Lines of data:
******

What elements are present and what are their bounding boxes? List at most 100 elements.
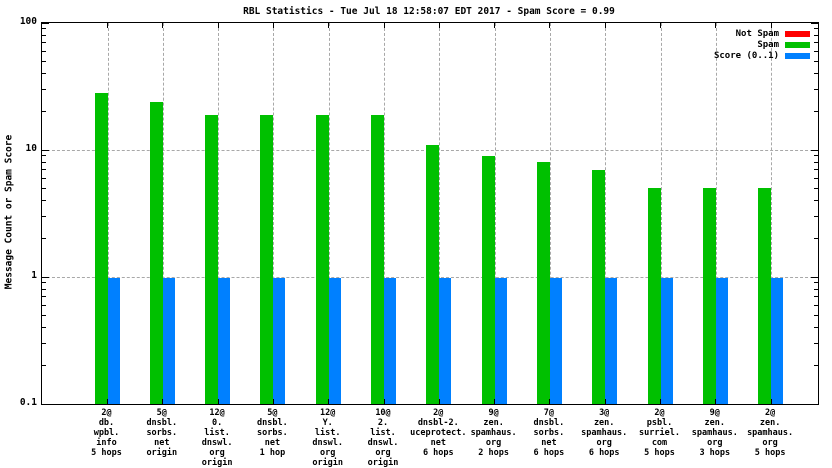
bar-score-0-1 xyxy=(328,277,341,404)
y-minor-tick xyxy=(42,215,46,217)
y-minor-tick xyxy=(814,34,818,36)
bar-score-0-1 xyxy=(549,277,562,404)
y-minor-tick xyxy=(42,282,46,284)
bar-score-0-1 xyxy=(273,277,286,404)
x-tick xyxy=(272,23,274,28)
v-gridline xyxy=(771,23,773,404)
y-minor-tick xyxy=(814,238,818,240)
y-minor-tick xyxy=(814,304,818,306)
v-gridline xyxy=(384,23,385,404)
y-major-tick xyxy=(42,276,49,278)
x-tick-label: 2@ dnsbl-2. uceprotect. net 6 hops xyxy=(410,408,467,458)
bar-score-0-1 xyxy=(384,277,396,404)
x-tick xyxy=(494,399,496,404)
bar-score-0-1 xyxy=(605,277,618,404)
bar-spam xyxy=(315,114,329,404)
y-minor-tick xyxy=(814,50,818,52)
v-gridline xyxy=(107,23,109,404)
x-tick-label: 5@ dnsbl. sorbs. net 1 hop xyxy=(257,408,288,458)
x-tick-label: 12@ Y. list. dnswl. org origin xyxy=(312,408,344,468)
y-minor-tick xyxy=(814,342,818,344)
y-minor-tick xyxy=(814,177,818,179)
y-tick-label: 1 xyxy=(31,270,37,281)
bar-spam xyxy=(426,144,440,404)
v-gridline xyxy=(660,23,662,404)
legend-swatch-score-icon xyxy=(785,52,810,59)
y-minor-tick xyxy=(814,28,818,30)
v-gridline xyxy=(715,23,717,404)
y-minor-tick xyxy=(42,296,46,298)
legend: Not Spam Spam Score (0..1) xyxy=(714,28,810,61)
y-minor-tick xyxy=(814,200,818,202)
x-tick xyxy=(660,23,661,28)
v-gridline xyxy=(162,23,164,404)
y-major-tick xyxy=(811,22,818,24)
x-tick xyxy=(162,399,164,404)
x-tick xyxy=(328,23,330,28)
x-tick xyxy=(438,399,440,404)
v-gridline xyxy=(218,23,220,404)
bar-score-0-1 xyxy=(162,277,175,404)
x-tick-label: 5@ dnsbl. sorbs. net origin xyxy=(146,408,178,458)
y-tick-label: 10 xyxy=(25,143,37,154)
x-tick xyxy=(549,399,551,404)
plot-area: Not Spam Spam Score (0..1) xyxy=(41,22,819,405)
y-minor-tick xyxy=(42,187,46,189)
bar-spam xyxy=(371,114,384,404)
y-minor-tick xyxy=(42,111,46,113)
x-tick xyxy=(770,399,772,404)
y-minor-tick xyxy=(814,215,818,217)
y-major-tick xyxy=(42,149,49,151)
y-tick-label: 100 xyxy=(19,16,37,27)
y-minor-tick xyxy=(42,161,46,163)
v-gridline xyxy=(549,23,551,404)
y-minor-tick xyxy=(814,187,818,189)
y-minor-tick xyxy=(814,60,818,62)
x-tick xyxy=(715,23,717,28)
y-minor-tick xyxy=(42,28,46,30)
bar-spam xyxy=(149,101,163,404)
x-tick-label: 12@ 0. list. dnswl. org origin xyxy=(201,408,233,468)
bar-spam xyxy=(205,114,219,404)
x-tick-label: 9@ zen. spamhaus. org 2 hops xyxy=(470,408,517,458)
x-tick xyxy=(107,399,108,404)
legend-label-spam: Spam xyxy=(757,39,779,50)
x-tick xyxy=(770,23,772,28)
y-minor-tick xyxy=(42,288,46,290)
bar-score-0-1 xyxy=(439,277,452,404)
y-minor-tick xyxy=(814,73,818,75)
x-tick-label: 2@ zen. spamhaus. org 5 hops xyxy=(747,408,794,458)
x-tick-label: 3@ zen. spamhaus. org 6 hops xyxy=(581,408,628,458)
x-tick-label: 7@ dnsbl. sorbs. net 6 hops xyxy=(533,408,565,458)
y-minor-tick xyxy=(814,155,818,157)
y-major-tick xyxy=(42,22,49,24)
y-minor-tick xyxy=(42,60,46,62)
y-minor-tick xyxy=(42,342,46,344)
y-tick-label: 0.1 xyxy=(19,397,37,408)
x-tick xyxy=(217,399,219,404)
y-minor-tick xyxy=(42,42,46,44)
bar-spam xyxy=(481,155,495,404)
y-minor-tick xyxy=(814,314,818,316)
x-tick-label: 2@ psbl. surriel. com 5 hops xyxy=(639,408,680,458)
x-tick-label: 10@ 2. list. dnswl. org origin xyxy=(367,408,399,468)
legend-row-not-spam: Not Spam xyxy=(714,28,810,39)
bar-score-0-1 xyxy=(218,277,231,404)
chart-title: RBL Statistics - Tue Jul 18 12:58:07 EDT… xyxy=(243,6,615,17)
bar-spam xyxy=(647,188,661,404)
y-minor-tick xyxy=(814,111,818,113)
bar-score-0-1 xyxy=(771,277,784,404)
v-gridline xyxy=(328,23,330,404)
legend-label-not-spam: Not Spam xyxy=(735,28,779,39)
v-gridline xyxy=(273,23,275,404)
y-minor-tick xyxy=(42,327,46,329)
x-tick xyxy=(162,23,164,28)
x-tick xyxy=(549,23,551,28)
legend-row-spam: Spam xyxy=(714,39,810,50)
y-minor-tick xyxy=(814,296,818,298)
x-tick xyxy=(328,399,330,404)
bar-score-0-1 xyxy=(107,277,120,404)
y-minor-tick xyxy=(814,327,818,329)
v-gridline xyxy=(605,23,607,404)
y-minor-tick xyxy=(42,304,46,306)
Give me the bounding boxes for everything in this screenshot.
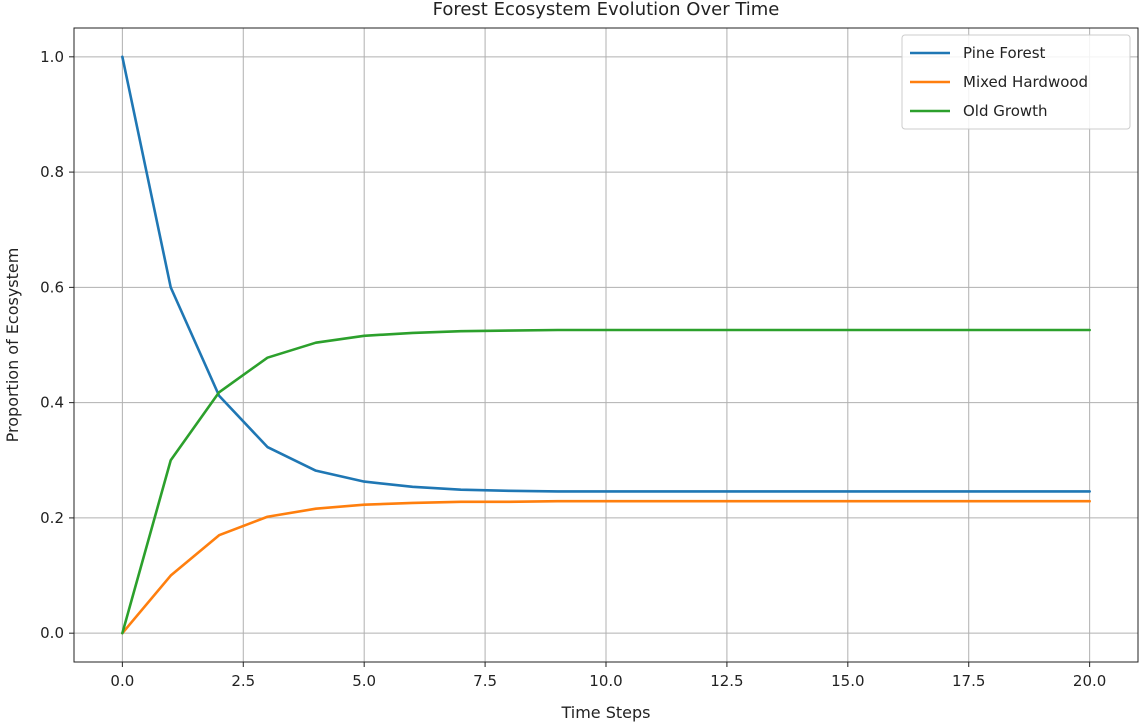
- x-tick-label: 12.5: [710, 672, 743, 690]
- chart-title: Forest Ecosystem Evolution Over Time: [433, 0, 780, 20]
- legend-box: [901, 34, 1131, 130]
- series-line-mixed-hardwood: [121, 499, 1091, 635]
- y-tick-label: 0.2: [40, 509, 64, 527]
- y-tick-label: 0.0: [40, 624, 64, 642]
- series-line-old-growth: [121, 328, 1091, 635]
- y-tick-label: 0.4: [40, 394, 64, 412]
- y-axis-ticks: 0.0 0.2 0.4 0.6 0.8 1.0: [40, 48, 74, 642]
- x-tick-label: 5.0: [352, 672, 376, 690]
- y-tick-label: 0.6: [40, 278, 64, 296]
- y-axis-title: Proportion of Ecosystem: [3, 248, 22, 443]
- legend-label-old-growth: Old Growth: [963, 102, 1048, 120]
- x-axis-title: Time Steps: [560, 703, 650, 722]
- x-tick-label: 2.5: [231, 672, 255, 690]
- x-tick-label: 17.5: [952, 672, 985, 690]
- legend-label-mixed-hardwood: Mixed Hardwood: [963, 73, 1088, 91]
- y-tick-label: 1.0: [40, 48, 64, 66]
- grid-lines: [74, 28, 1138, 662]
- x-tick-label: 20.0: [1073, 672, 1106, 690]
- x-tick-label: 15.0: [831, 672, 864, 690]
- y-tick-label: 0.8: [40, 163, 64, 181]
- x-tick-label: 0.0: [110, 672, 134, 690]
- series-line-pine-forest: [121, 55, 1091, 493]
- x-axis-ticks: 0.0 2.5 5.0 7.5 10.0 12.5 15.0 17.5 20.0: [110, 662, 1106, 690]
- legend: Pine Forest Mixed Hardwood Old Growth: [901, 34, 1131, 130]
- legend-label-pine-forest: Pine Forest: [963, 44, 1046, 62]
- x-tick-label: 7.5: [473, 672, 497, 690]
- series-lines: [121, 55, 1091, 635]
- x-tick-label: 10.0: [589, 672, 622, 690]
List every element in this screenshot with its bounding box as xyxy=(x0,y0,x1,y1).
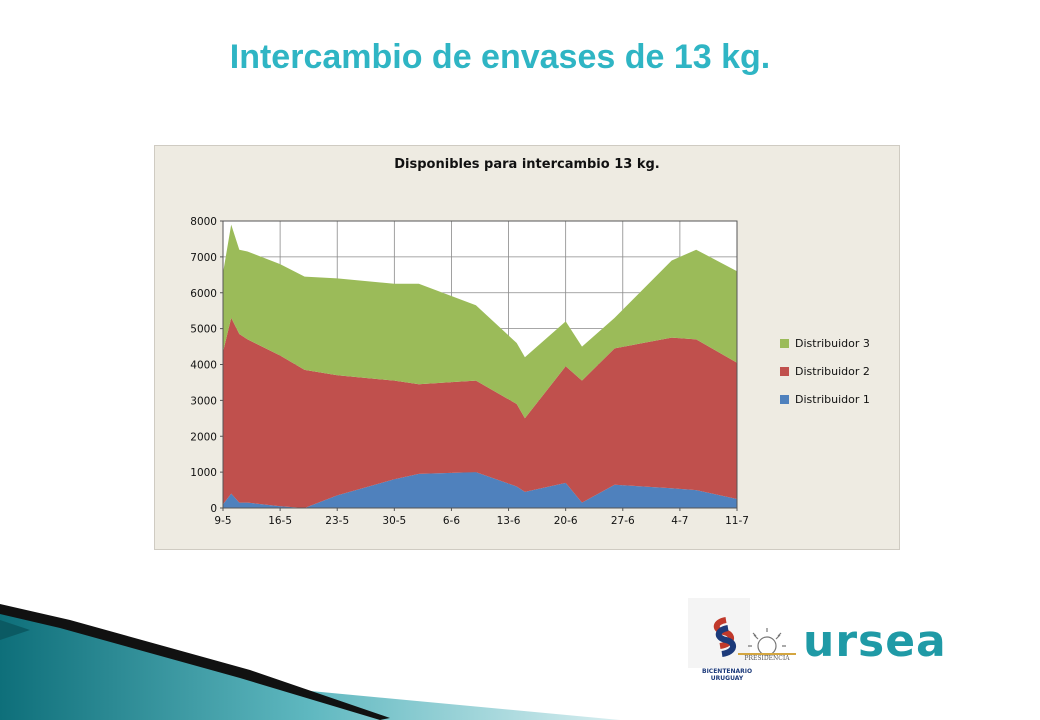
legend-swatch-distribuidor-3 xyxy=(780,338,789,348)
legend-label-distribuidor-3: Distribuidor 3 xyxy=(795,336,870,350)
ursea-logo: ursea xyxy=(803,616,947,667)
y-tick-label: 1000 xyxy=(190,467,217,479)
x-tick-label: 9-5 xyxy=(214,515,231,527)
y-tick-label: 8000 xyxy=(190,216,217,228)
legend-item-distribuidor-2: Distribuidor 2 xyxy=(780,357,870,385)
y-tick-label: 5000 xyxy=(190,324,217,336)
slide-title: Intercambio de envases de 13 kg. xyxy=(229,38,771,76)
logos-area: BICENTENARIO URUGUAY PRESIDENCIA ursea xyxy=(668,598,988,708)
y-tick-label: 2000 xyxy=(190,431,217,443)
x-tick-label: 30-5 xyxy=(382,515,406,527)
legend-item-distribuidor-1: Distribuidor 1 xyxy=(780,385,870,413)
x-tick-label: 20-6 xyxy=(554,515,578,527)
bicentenario-text: BICENTENARIO URUGUAY xyxy=(702,668,753,682)
x-tick-label: 27-6 xyxy=(611,515,635,527)
legend-swatch-distribuidor-2 xyxy=(780,366,789,376)
decorative-swoosh xyxy=(0,604,620,720)
chart-legend: Distribuidor 3 Distribuidor 2 Distribuid… xyxy=(780,329,870,413)
area-series-distribuidor-3 xyxy=(223,224,737,419)
x-tick-label: 13-6 xyxy=(497,515,521,527)
area-series-distribuidor-2 xyxy=(223,317,737,508)
legend-swatch-distribuidor-1 xyxy=(780,394,789,404)
x-tick-label: 6-6 xyxy=(443,515,460,527)
x-tick-label: 11-7 xyxy=(725,515,749,527)
y-tick-label: 6000 xyxy=(190,288,217,300)
area-chart: 0 1000 2000 3000 4000 5000 6000 7000 8000 9-5 16-5… xyxy=(190,216,749,527)
x-tick-label: 16-5 xyxy=(268,515,292,527)
legend-label-distribuidor-1: Distribuidor 1 xyxy=(795,392,870,406)
chart-title: Disponibles para intercambio 13 kg. xyxy=(394,157,660,172)
presidencia-emblem xyxy=(738,628,796,656)
x-tick-label: 23-5 xyxy=(325,515,349,527)
presidencia-text: PRESIDENCIA xyxy=(744,655,790,662)
y-tick-label: 7000 xyxy=(190,252,217,264)
legend-item-distribuidor-3: Distribuidor 3 xyxy=(780,329,870,357)
bicentenario-logo: BICENTENARIO URUGUAY xyxy=(688,598,753,696)
area-series-distribuidor-1 xyxy=(223,472,737,508)
x-tick-label: 4-7 xyxy=(671,515,688,527)
chart-container: 0 1000 2000 3000 4000 5000 6000 7000 8000 9-5 16-5… xyxy=(154,145,900,550)
ursea-logo-text: ursea xyxy=(803,616,947,667)
y-tick-label: 3000 xyxy=(190,395,217,407)
y-tick-label: 4000 xyxy=(190,360,217,372)
y-tick-label: 0 xyxy=(210,503,217,515)
legend-label-distribuidor-2: Distribuidor 2 xyxy=(795,364,870,378)
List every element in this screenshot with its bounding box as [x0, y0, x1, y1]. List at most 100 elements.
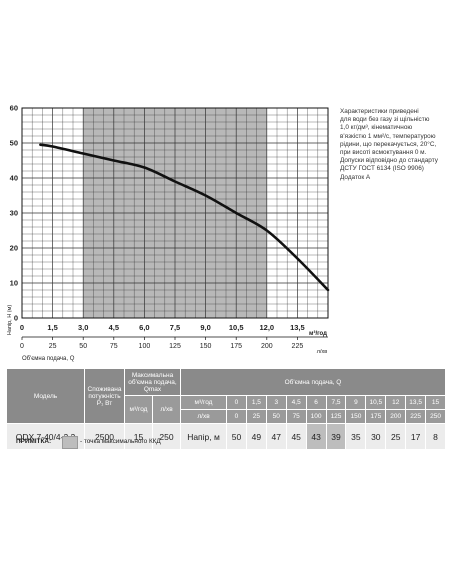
- y-tick-label: 50: [10, 139, 18, 148]
- legend-label: ПРИМІТКА:: [16, 438, 52, 445]
- head-value-cell: 49: [245, 423, 267, 450]
- head-value-cell: 47: [265, 423, 287, 450]
- plot-border: [21, 107, 329, 319]
- note-line: Допуски відповідно до стандарту: [340, 157, 438, 165]
- col-power-header: Споживана потужність Р₁ Вт: [84, 368, 125, 424]
- flow-lmin-value: 225: [410, 413, 422, 420]
- legend-swatch: [62, 436, 78, 449]
- col-flow-header: Об'ємна подача, Q: [180, 368, 446, 396]
- flow-m3h-value: 3: [266, 396, 286, 410]
- qmax-unit-m3h: м³/год: [124, 395, 153, 424]
- x-tick-label-lmin: 100: [139, 343, 151, 350]
- flow-value-cell: 7,5 125: [325, 395, 347, 424]
- col-max-flow-header: Максимальна об'ємна подача, Qmax: [123, 368, 182, 396]
- head-value-cell: 17: [405, 423, 427, 450]
- flow-value-cell: 6 100: [305, 395, 327, 424]
- pump-performance-chart: 0 10 20 30 40 50 60 0 1,5 3,0 4,5 6,0 7,5 9,0 10,5 12,…: [7, 104, 330, 362]
- note-line: ДСТУ ГОСТ 6134 (ISO 9906): [340, 165, 424, 173]
- flow-lmin-value: 250: [430, 413, 441, 420]
- x-tick-label-lmin: 225: [292, 343, 304, 350]
- note-line: Характеристики приведені: [340, 108, 419, 115]
- flow-m3h-value: 15: [426, 396, 445, 410]
- legend-note: ПРИМІТКА: - точка максимального ККД: [6, 434, 446, 450]
- x-tick-label-m3h: 7,5: [170, 323, 180, 332]
- note-line: рідини, що перекачується, 20°С,: [340, 140, 437, 148]
- note-line: 1,0 кг/дм³, кінематичною: [340, 124, 413, 132]
- x-tick-label-lmin: 200: [261, 343, 273, 350]
- flow-value-cell: 1,5 25: [245, 395, 267, 424]
- qmax-lmin-cell: 250: [151, 423, 182, 450]
- col-model-header: Модель: [6, 368, 85, 424]
- flow-value-cell: 9 150: [345, 395, 367, 424]
- x-tick-label-m3h: 9,0: [200, 323, 210, 332]
- spec-table: Модель Споживана потужність Р₁ Вт Максим…: [6, 368, 446, 450]
- flow-value-cell: 3 50: [265, 395, 287, 424]
- x-tick-label-m3h: 0: [20, 323, 24, 332]
- flow-lmin-value: 150: [350, 413, 362, 420]
- y-tick-label: 10: [10, 279, 18, 288]
- x-axis-unit-lmin: л/хв: [317, 349, 327, 355]
- head-value-cell: 45: [285, 423, 307, 450]
- note-line: для води без газу зі щільністю: [340, 116, 430, 124]
- y-tick-label: 30: [10, 209, 18, 218]
- x-tick-labels-m3h: 0 1,5 3,0 4,5 6,0 7,5 9,0 10,5 12,0 13,5: [20, 323, 305, 332]
- flow-m3h-value: 7,5: [326, 396, 346, 410]
- legend-text: - точка максимального ККД: [80, 438, 161, 445]
- flow-lmin-value: 25: [252, 413, 260, 420]
- x-tick-label-m3h: 13,5: [290, 323, 305, 332]
- y-tick-label: 0: [14, 314, 18, 323]
- head-flow-curve: [39, 143, 330, 292]
- x-tick-label-lmin: 25: [49, 343, 57, 350]
- x-axis-label: Об'ємна подача, Q: [22, 356, 75, 362]
- x-tick-label-m3h: 4,5: [109, 323, 119, 332]
- flow-m3h-value: 4,5: [286, 396, 306, 410]
- y-tick-label: 60: [10, 104, 18, 113]
- x-tick-label-lmin: 0: [20, 343, 24, 350]
- flow-lmin-value: 100: [310, 413, 322, 420]
- flow-m3h-value: 13,5: [406, 396, 426, 410]
- x-tick-label-lmin: 150: [200, 343, 212, 350]
- x-tick-labels-lmin: 0 25 50 75 100 125 150 175 200 225: [20, 337, 303, 350]
- qmax-unit-lmin: л/хв: [151, 395, 182, 424]
- test-conditions-note: Характеристики приведені для води без га…: [340, 108, 448, 182]
- x-tick-label-m3h: 1,5: [47, 323, 57, 332]
- y-tick-label: 40: [10, 174, 18, 183]
- y-tick-labels: 0 10 20 30 40 50 60: [10, 104, 18, 323]
- flow-m3h-value: 1,5: [246, 396, 266, 410]
- note-line: при висоті всмоктування 0 м.: [340, 149, 427, 157]
- x-tick-label-m3h: 6,0: [139, 323, 149, 332]
- flow-unit-lmin: л/хв: [197, 413, 210, 420]
- note-line: Додаток А: [340, 173, 371, 181]
- flow-unit-m3h: м³/год: [181, 396, 227, 410]
- x-axis-unit-m3h: м³/год: [309, 330, 327, 337]
- flow-lmin-value: 175: [370, 413, 382, 420]
- head-value-cell: 50: [226, 423, 247, 450]
- x-tick-label-lmin: 50: [79, 343, 87, 350]
- note-line: в'язкістю 1 мм²/с, температурою: [340, 132, 436, 140]
- x-tick-label-m3h: 10,5: [229, 323, 244, 332]
- flow-lmin-value: 200: [390, 413, 402, 420]
- flow-m3h-value: 12: [386, 396, 406, 410]
- flow-m3h-value: 9: [346, 396, 366, 410]
- x-tick-label-lmin: 125: [169, 343, 181, 350]
- flow-value-cell: 10,5 175: [365, 395, 387, 424]
- flow-lmin-value: 75: [292, 413, 300, 420]
- x-tick-label-lmin: 175: [230, 343, 242, 350]
- flow-lmin-value: 0: [234, 413, 239, 420]
- head-label-cell: Напір, м: [180, 423, 228, 450]
- flow-value-cell: 12 200: [385, 395, 407, 424]
- x-tick-label-m3h: 3,0: [78, 323, 88, 332]
- head-value-cell: 43: [305, 423, 327, 450]
- flow-value-cell: 15 250: [425, 395, 446, 424]
- x-tick-label-lmin: 75: [110, 343, 118, 350]
- chart-grid: [21, 107, 329, 319]
- flow-lmin-value: 125: [330, 413, 342, 420]
- flow-value-cell: 13,5 225: [405, 395, 427, 424]
- power-cell: 2500: [84, 423, 125, 450]
- flow-value-cell: 4,5 75: [285, 395, 307, 424]
- flow-m3h-value: 10,5: [366, 396, 386, 410]
- head-value-cell: 8: [425, 423, 446, 450]
- x-tick-label-m3h: 12,0: [259, 323, 274, 332]
- flow-m3h-value: 0: [227, 396, 246, 410]
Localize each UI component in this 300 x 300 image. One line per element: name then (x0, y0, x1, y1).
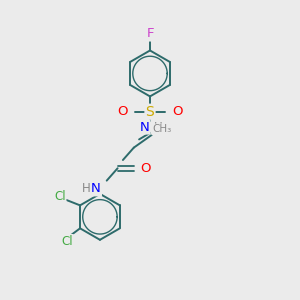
Text: CH₃: CH₃ (152, 124, 171, 134)
Text: H: H (82, 182, 91, 195)
Text: Cl: Cl (61, 235, 73, 248)
Text: O: O (172, 105, 183, 118)
Text: S: S (146, 105, 154, 119)
Text: Cl: Cl (54, 190, 66, 203)
Text: F: F (146, 28, 154, 40)
Text: N: N (140, 121, 150, 134)
Text: O: O (140, 162, 151, 175)
Text: O: O (117, 105, 128, 118)
Text: N: N (91, 182, 101, 195)
Text: H: H (154, 121, 163, 134)
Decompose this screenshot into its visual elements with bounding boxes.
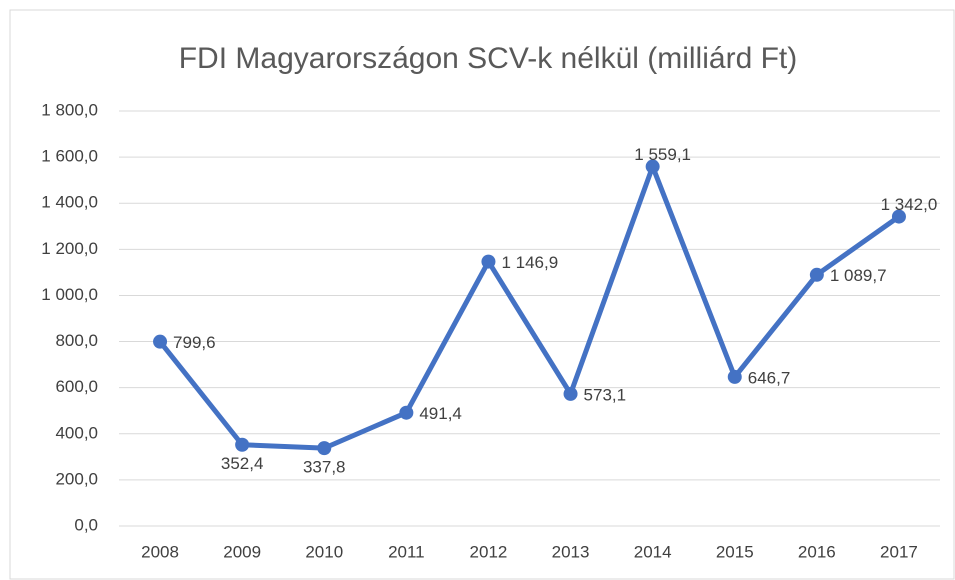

******

Recast the part of the records that opens with the line containing "bar-score-0-1 xyxy=(328,277,341,404)" and closes with the line containing "y-tick-label: 100 xyxy=(19,16,37,27)" as a JSON list of strings, one string per line, with blank lines left out.

[
  "bar-score-0-1 xyxy=(328,277,341,404)",
  "y-minor-tick xyxy=(42,215,46,217)",
  "y-minor-tick xyxy=(814,34,818,36)",
  "bar-score-0-1 xyxy=(549,277,562,404)",
  "y-minor-tick xyxy=(42,282,46,284)",
  "bar-score-0-1 xyxy=(273,277,286,404)",
  "x-tick xyxy=(272,23,274,28)",
  "v-gridline xyxy=(771,23,773,404)",
  "y-minor-tick xyxy=(814,238,818,240)",
  "y-minor-tick xyxy=(814,304,818,306)",
  "v-gridline xyxy=(384,23,385,404)",
  "y-major-tick xyxy=(42,276,49,278)",
  "x-tick-label: 2@ dnsbl-2. uceprotect. net 6 hops xyxy=(410,408,467,458)",
  "bar-score-0-1 xyxy=(384,277,396,404)",
  "x-tick xyxy=(494,399,496,404)",
  "bar-score-0-1 xyxy=(605,277,618,404)",
  "bar-spam xyxy=(315,114,329,404)",
  "y-minor-tick xyxy=(814,50,818,52)",
  "v-gridline xyxy=(107,23,109,404)",
  "x-tick-label: 5@ dnsbl. sorbs. net 1 hop xyxy=(257,408,288,458)",
  "x-tick-label: 12@ Y. list. dnswl. org origin xyxy=(312,408,344,468)",
  "y-minor-tick xyxy=(814,342,818,344)",
  "y-minor-tick xyxy=(814,177,818,179)",
  "y-tick-label: 1 xyxy=(31,270,37,281)",
  "bar-spam xyxy=(426,144,440,404)",
  "v-gridline xyxy=(660,23,662,404)",
  "legend-swatch-score-icon xyxy=(785,52,810,59)",
  "y-minor-tick xyxy=(814,28,818,30)",
  "v-gridline xyxy=(715,23,717,404)",
  "y-minor-tick xyxy=(42,296,46,298)",
  "legend: Not Spam Spam Score (0..1) xyxy=(714,28,810,61)",
  "y-minor-tick xyxy=(814,200,818,202)",
  "x-tick xyxy=(660,23,661,28)",
  "v-gridline xyxy=(162,23,164,404)",
  "y-major-tick xyxy=(811,22,818,24)",
  "x-tick xyxy=(162,399,164,404)",
  "x-tick xyxy=(328,23,330,28)",
  "x-tick xyxy=(438,399,440,404)",
  "v-gridline xyxy=(218,23,220,404)",
  "bar-score-0-1 xyxy=(162,277,175,404)",
  "x-tick-label: 5@ dnsbl. sorbs. net origin xyxy=(146,408,178,458)",
  "y-tick-label: 10 xyxy=(25,143,37,154)",
  "x-tick xyxy=(549,399,551,404)",
  "plot-area: Not Spam Spam Score (0..1) xyxy=(41,22,819,405)",
  "y-minor-tick xyxy=(42,187,46,189)",
  "bar-spam xyxy=(371,114,384,404)",
  "y-minor-tick xyxy=(42,111,46,113)",
  "x-tick xyxy=(770,399,772,404)",
  "y-minor-tick xyxy=(814,215,818,217)",
  "y-major-tick xyxy=(42,149,49,151)",
  "y-tick-label: 100 xyxy=(19,16,37,27)"
]